Material shown:
────────────────
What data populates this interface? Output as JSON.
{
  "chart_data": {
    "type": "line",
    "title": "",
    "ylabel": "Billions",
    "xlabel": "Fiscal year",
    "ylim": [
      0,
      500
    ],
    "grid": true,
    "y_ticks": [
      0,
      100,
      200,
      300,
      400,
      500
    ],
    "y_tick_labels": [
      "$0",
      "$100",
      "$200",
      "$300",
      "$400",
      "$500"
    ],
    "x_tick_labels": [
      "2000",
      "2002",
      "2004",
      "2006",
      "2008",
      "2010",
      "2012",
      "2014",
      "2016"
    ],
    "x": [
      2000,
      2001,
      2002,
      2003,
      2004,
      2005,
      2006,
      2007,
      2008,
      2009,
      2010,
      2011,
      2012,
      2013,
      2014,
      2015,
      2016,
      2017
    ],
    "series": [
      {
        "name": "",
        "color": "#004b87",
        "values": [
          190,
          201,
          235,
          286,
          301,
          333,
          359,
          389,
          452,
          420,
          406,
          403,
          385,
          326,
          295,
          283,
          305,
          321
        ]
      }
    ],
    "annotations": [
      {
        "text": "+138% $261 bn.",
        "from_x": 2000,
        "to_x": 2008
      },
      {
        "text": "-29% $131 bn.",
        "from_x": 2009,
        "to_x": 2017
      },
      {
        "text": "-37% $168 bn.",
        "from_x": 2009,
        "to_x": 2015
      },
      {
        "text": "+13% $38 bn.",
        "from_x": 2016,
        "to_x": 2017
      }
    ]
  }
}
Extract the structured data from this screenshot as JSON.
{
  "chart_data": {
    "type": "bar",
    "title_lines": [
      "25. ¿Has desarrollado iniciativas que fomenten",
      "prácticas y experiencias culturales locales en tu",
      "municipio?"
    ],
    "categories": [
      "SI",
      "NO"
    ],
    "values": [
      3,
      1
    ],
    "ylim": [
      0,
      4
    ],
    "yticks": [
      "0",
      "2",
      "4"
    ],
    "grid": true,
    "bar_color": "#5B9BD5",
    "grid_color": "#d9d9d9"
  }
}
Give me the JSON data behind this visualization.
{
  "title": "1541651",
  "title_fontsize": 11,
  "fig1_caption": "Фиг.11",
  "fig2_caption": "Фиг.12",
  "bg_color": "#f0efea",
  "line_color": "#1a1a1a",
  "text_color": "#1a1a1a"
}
────────────────
Give back all the records exactly as they stand.

What data populates this interface? Output as JSON.
{
  "chart_data": {
    "type": "line",
    "title": "",
    "ylabel": "Billions",
    "xlabel": "Fiscal year",
    "ylim": [
      0,
      500
    ],
    "grid": true,
    "y_ticks": [
      0,
      100,
      200,
      300,
      400,
      500
    ],
    "y_tick_labels": [
      "$0",
      "$100",
      "$200",
      "$300",
      "$400",
      "$500"
    ],
    "x_tick_labels": [
      "2000",
      "2002",
      "2004",
      "2006",
      "2008",
      "2010",
      "2012",
      "2014",
      "2016"
    ],
    "x": [
      2000,
      2001,
      2002,
      2003,
      2004,
      2005,
      2006,
      2007,
      2008,
      2009,
      2010,
      2011,
      2012,
      2013,
      2014,
      2015,
      2016,
      2017
    ],
    "series": [
      {
        "name": "",
        "color": "#004b87",
        "values": [
          190,
          201,
          235,
          286,
          301,
          333,
          359,
          389,
          452,
          420,
          406,
          403,
          385,
          326,
          295,
          283,
          305,
          321
        ]
      }
    ],
    "annotations": [
      {
        "text": "+138% $261 bn.",
        "from_x": 2000,
        "to_x": 2008
      },
      {
        "text": "-29% $131 bn.",
        "from_x": 2009,
        "to_x": 2017
      },
      {
        "text": "-37% $168 bn.",
        "from_x": 2009,
        "to_x": 2015
      },
      {
        "text": "+13% $38 bn.",
        "from_x": 2016,
        "to_x": 2017
      }
    ]
  }
}
Extract the structured data from this screenshot as JSON.
{
  "chart_data": {
    "type": "bar",
    "title_lines": [
      "25. ¿Has desarrollado iniciativas que fomenten",
      "prácticas y experiencias culturales locales en tu",
      "municipio?"
    ],
    "categories": [
      "SI",
      "NO"
    ],
    "values": [
      3,
      1
    ],
    "ylim": [
      0,
      4
    ],
    "yticks": [
      "0",
      "2",
      "4"
    ],
    "grid": true,
    "bar_color": "#5B9BD5",
    "grid_color": "#d9d9d9"
  }
}
Give me the JSON data behind this visualization.
{
  "title": "1541651",
  "title_fontsize": 11,
  "fig1_caption": "Фиг.11",
  "fig2_caption": "Фиг.12",
  "bg_color": "#f0efea",
  "line_color": "#1a1a1a",
  "text_color": "#1a1a1a"
}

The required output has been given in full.